_WHAT YOU HAVE TO DO_:
Extract the lines that hold the string "khoảng".

_TASK INPUT_:
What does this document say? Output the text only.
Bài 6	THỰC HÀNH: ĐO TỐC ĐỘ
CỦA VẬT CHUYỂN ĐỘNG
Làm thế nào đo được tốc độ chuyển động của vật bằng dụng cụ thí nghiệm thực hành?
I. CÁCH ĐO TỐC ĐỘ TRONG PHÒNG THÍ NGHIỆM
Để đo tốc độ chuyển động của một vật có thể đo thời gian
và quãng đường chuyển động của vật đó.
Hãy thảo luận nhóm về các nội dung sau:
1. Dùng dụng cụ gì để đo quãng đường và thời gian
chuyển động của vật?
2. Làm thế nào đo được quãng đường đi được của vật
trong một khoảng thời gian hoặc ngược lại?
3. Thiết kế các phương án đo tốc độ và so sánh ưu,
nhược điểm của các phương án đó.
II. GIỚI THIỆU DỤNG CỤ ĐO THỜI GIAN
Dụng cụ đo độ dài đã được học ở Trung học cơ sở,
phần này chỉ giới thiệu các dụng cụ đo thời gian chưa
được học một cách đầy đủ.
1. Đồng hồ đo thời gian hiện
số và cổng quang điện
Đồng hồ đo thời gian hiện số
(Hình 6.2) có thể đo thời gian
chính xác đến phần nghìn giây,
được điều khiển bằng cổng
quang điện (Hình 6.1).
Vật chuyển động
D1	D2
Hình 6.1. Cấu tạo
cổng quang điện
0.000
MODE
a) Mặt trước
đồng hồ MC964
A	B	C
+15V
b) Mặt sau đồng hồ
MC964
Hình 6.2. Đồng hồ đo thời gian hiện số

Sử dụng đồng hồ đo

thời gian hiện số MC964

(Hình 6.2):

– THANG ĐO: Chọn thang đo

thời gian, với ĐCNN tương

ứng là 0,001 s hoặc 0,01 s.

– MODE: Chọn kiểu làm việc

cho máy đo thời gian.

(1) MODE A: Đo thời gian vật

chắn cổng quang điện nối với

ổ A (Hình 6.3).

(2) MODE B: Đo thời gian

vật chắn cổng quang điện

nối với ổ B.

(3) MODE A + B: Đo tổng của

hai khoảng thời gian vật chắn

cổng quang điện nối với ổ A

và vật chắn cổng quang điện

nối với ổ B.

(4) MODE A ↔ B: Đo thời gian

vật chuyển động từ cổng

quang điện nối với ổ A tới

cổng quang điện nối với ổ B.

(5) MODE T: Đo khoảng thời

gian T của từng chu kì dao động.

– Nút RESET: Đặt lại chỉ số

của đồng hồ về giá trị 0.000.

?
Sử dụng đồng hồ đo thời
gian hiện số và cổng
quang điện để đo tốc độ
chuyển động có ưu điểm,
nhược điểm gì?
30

_EXERCISE OUTPUT_:
trong một khoảng thời gian hoặc ngược lại?
hai khoảng thời gian vật chắn
(5) MODE T: Đo khoảng thời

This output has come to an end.